• [Work instructions]
All of the material should be reproduced exactly, with pictures left out.

BEGIN

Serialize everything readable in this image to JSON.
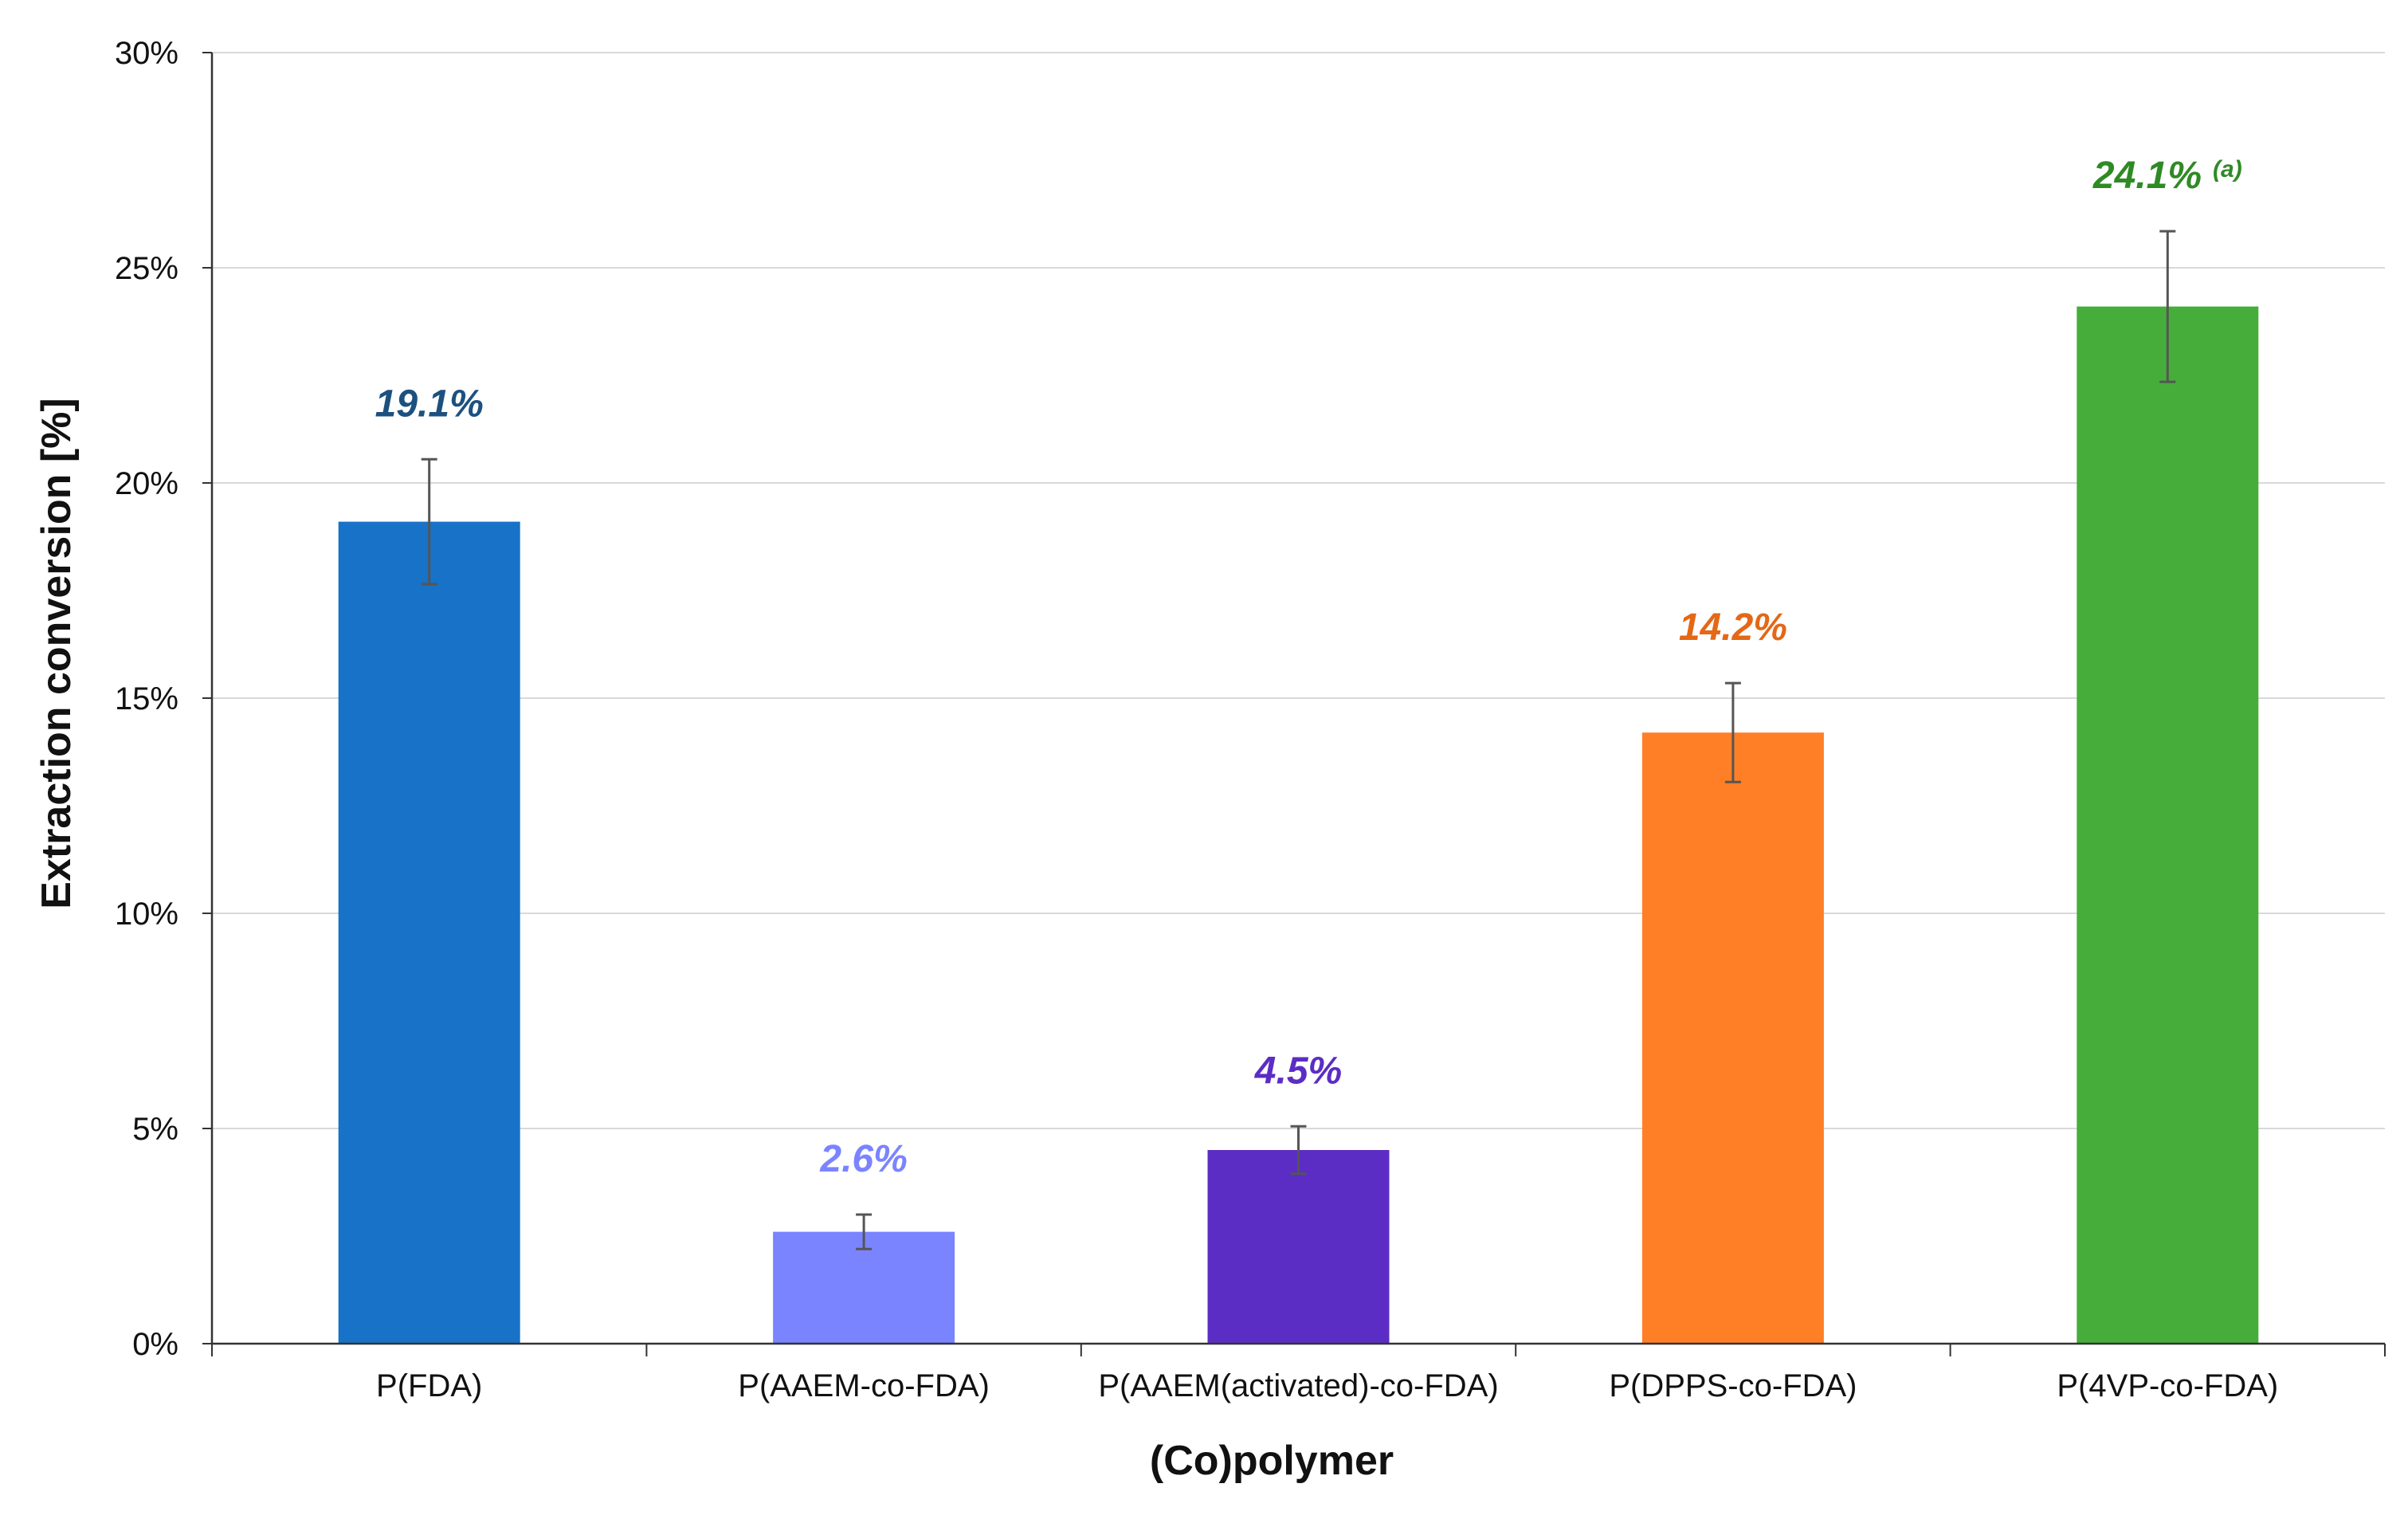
{
  "chart_data": {
    "type": "bar",
    "title": "",
    "xlabel": "(Co)polymer",
    "ylabel": "Extraction conversion [%]",
    "ylim": [
      0,
      30
    ],
    "ytick_step": 5,
    "ytick_suffix": "%",
    "grid": true,
    "legend": "none",
    "categories": [
      "P(FDA)",
      "P(AAEM-co-FDA)",
      "P(AAEM(activated)-co-FDA)",
      "P(DPPS-co-FDA)",
      "P(4VP-co-FDA)"
    ],
    "values": [
      19.1,
      2.6,
      4.5,
      14.2,
      24.1
    ],
    "errors": [
      1.45,
      0.4,
      0.55,
      1.15,
      1.75
    ],
    "data_labels": [
      "19.1%",
      "2.6%",
      "4.5%",
      "14.2%",
      "24.1%"
    ],
    "data_label_notes": [
      "",
      "",
      "",
      "",
      "(a)"
    ],
    "bar_colors": [
      "#1872C8",
      "#7B84FF",
      "#5C2DC4",
      "#FF7F27",
      "#46AD3A"
    ],
    "label_colors": [
      "#1C517F",
      "#7B84FF",
      "#5C2DC4",
      "#E46816",
      "#2F8A24"
    ]
  }
}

END

• [Complete response]
Serialize everything readable in this image to JSON.
{
  "chart_data": {
    "type": "bar",
    "title": "",
    "xlabel": "(Co)polymer",
    "ylabel": "Extraction conversion [%]",
    "ylim": [
      0,
      30
    ],
    "ytick_step": 5,
    "ytick_suffix": "%",
    "grid": true,
    "legend": "none",
    "categories": [
      "P(FDA)",
      "P(AAEM-co-FDA)",
      "P(AAEM(activated)-co-FDA)",
      "P(DPPS-co-FDA)",
      "P(4VP-co-FDA)"
    ],
    "values": [
      19.1,
      2.6,
      4.5,
      14.2,
      24.1
    ],
    "errors": [
      1.45,
      0.4,
      0.55,
      1.15,
      1.75
    ],
    "data_labels": [
      "19.1%",
      "2.6%",
      "4.5%",
      "14.2%",
      "24.1%"
    ],
    "data_label_notes": [
      "",
      "",
      "",
      "",
      "(a)"
    ],
    "bar_colors": [
      "#1872C8",
      "#7B84FF",
      "#5C2DC4",
      "#FF7F27",
      "#46AD3A"
    ],
    "label_colors": [
      "#1C517F",
      "#7B84FF",
      "#5C2DC4",
      "#E46816",
      "#2F8A24"
    ]
  }
}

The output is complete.